*To be done*
Tally the lines that contain "房屋委托销售代理合同" and report the total alone.

*Recorded data*
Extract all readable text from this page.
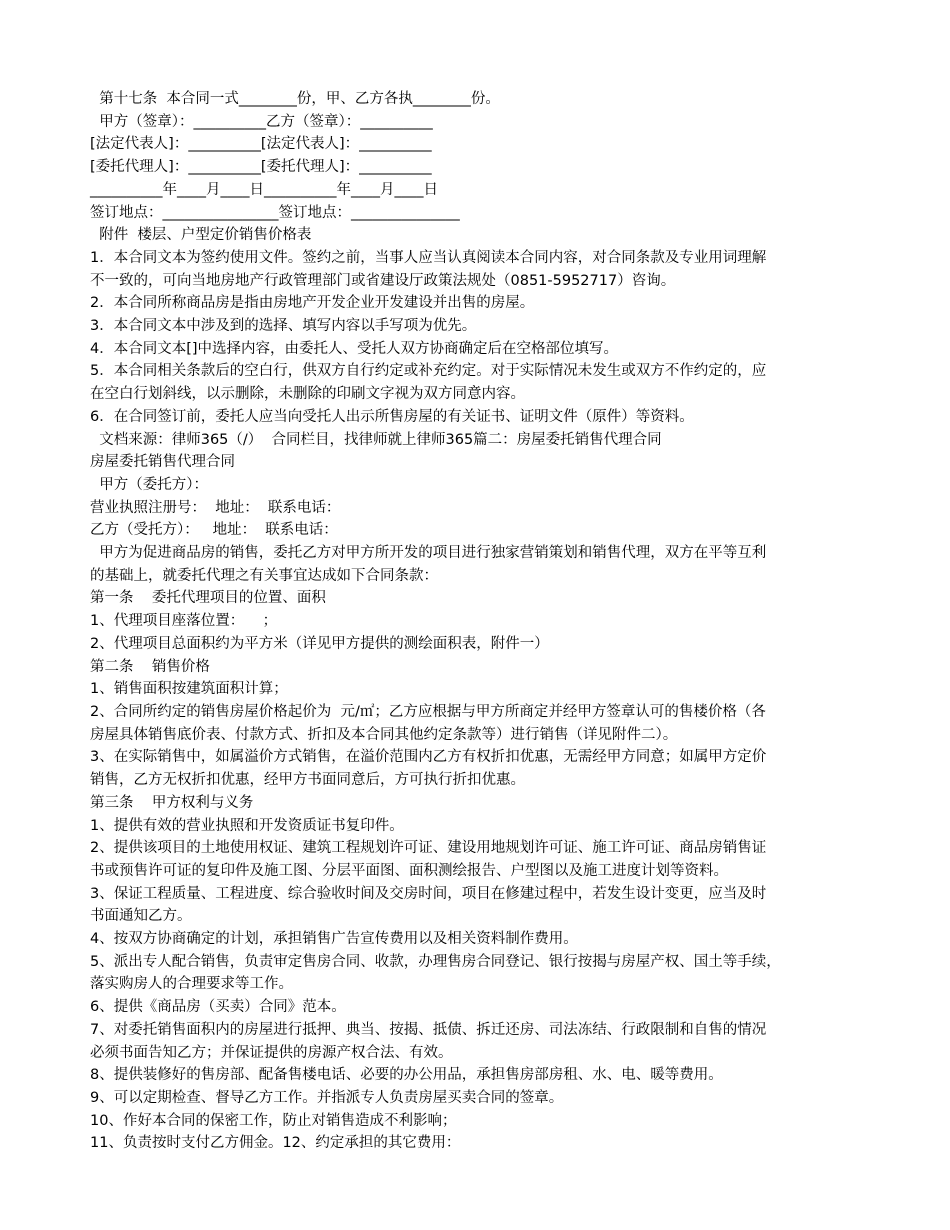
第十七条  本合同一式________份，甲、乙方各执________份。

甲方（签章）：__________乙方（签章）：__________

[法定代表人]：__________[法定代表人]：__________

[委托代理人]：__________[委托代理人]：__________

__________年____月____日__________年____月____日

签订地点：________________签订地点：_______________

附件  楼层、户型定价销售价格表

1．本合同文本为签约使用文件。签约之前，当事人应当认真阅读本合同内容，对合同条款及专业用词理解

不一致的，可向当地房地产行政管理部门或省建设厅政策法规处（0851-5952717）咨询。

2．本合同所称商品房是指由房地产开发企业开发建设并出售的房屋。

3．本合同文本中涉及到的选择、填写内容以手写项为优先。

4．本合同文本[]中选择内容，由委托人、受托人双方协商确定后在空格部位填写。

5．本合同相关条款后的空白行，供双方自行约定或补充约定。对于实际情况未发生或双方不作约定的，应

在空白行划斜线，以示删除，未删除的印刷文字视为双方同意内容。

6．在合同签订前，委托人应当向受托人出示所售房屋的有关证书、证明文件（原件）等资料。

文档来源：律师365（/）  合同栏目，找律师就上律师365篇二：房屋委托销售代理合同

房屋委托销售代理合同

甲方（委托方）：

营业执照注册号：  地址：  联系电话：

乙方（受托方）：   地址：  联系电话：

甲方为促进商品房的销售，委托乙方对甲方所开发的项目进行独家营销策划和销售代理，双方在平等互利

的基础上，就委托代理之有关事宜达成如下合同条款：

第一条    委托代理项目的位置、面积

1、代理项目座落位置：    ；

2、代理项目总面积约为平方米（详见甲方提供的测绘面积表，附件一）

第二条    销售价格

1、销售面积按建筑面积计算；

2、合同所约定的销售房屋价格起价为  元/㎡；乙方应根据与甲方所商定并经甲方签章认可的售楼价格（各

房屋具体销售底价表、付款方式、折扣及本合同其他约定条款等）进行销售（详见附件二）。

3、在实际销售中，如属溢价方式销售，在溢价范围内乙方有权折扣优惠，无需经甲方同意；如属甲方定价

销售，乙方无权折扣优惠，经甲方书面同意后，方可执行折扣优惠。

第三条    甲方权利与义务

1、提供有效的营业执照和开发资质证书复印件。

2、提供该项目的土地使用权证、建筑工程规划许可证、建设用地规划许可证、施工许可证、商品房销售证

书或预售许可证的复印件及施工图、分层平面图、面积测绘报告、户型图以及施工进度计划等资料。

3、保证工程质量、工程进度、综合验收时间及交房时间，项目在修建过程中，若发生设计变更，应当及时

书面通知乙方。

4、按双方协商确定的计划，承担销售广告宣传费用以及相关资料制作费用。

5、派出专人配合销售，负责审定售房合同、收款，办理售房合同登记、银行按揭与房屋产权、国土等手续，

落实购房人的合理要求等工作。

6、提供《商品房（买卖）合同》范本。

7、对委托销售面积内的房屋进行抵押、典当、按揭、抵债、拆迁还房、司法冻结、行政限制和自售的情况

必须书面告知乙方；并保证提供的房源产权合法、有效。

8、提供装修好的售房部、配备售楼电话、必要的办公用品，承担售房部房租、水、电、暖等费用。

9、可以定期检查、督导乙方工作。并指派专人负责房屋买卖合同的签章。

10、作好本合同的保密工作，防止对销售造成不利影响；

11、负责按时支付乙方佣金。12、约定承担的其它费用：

*Exercise output*
2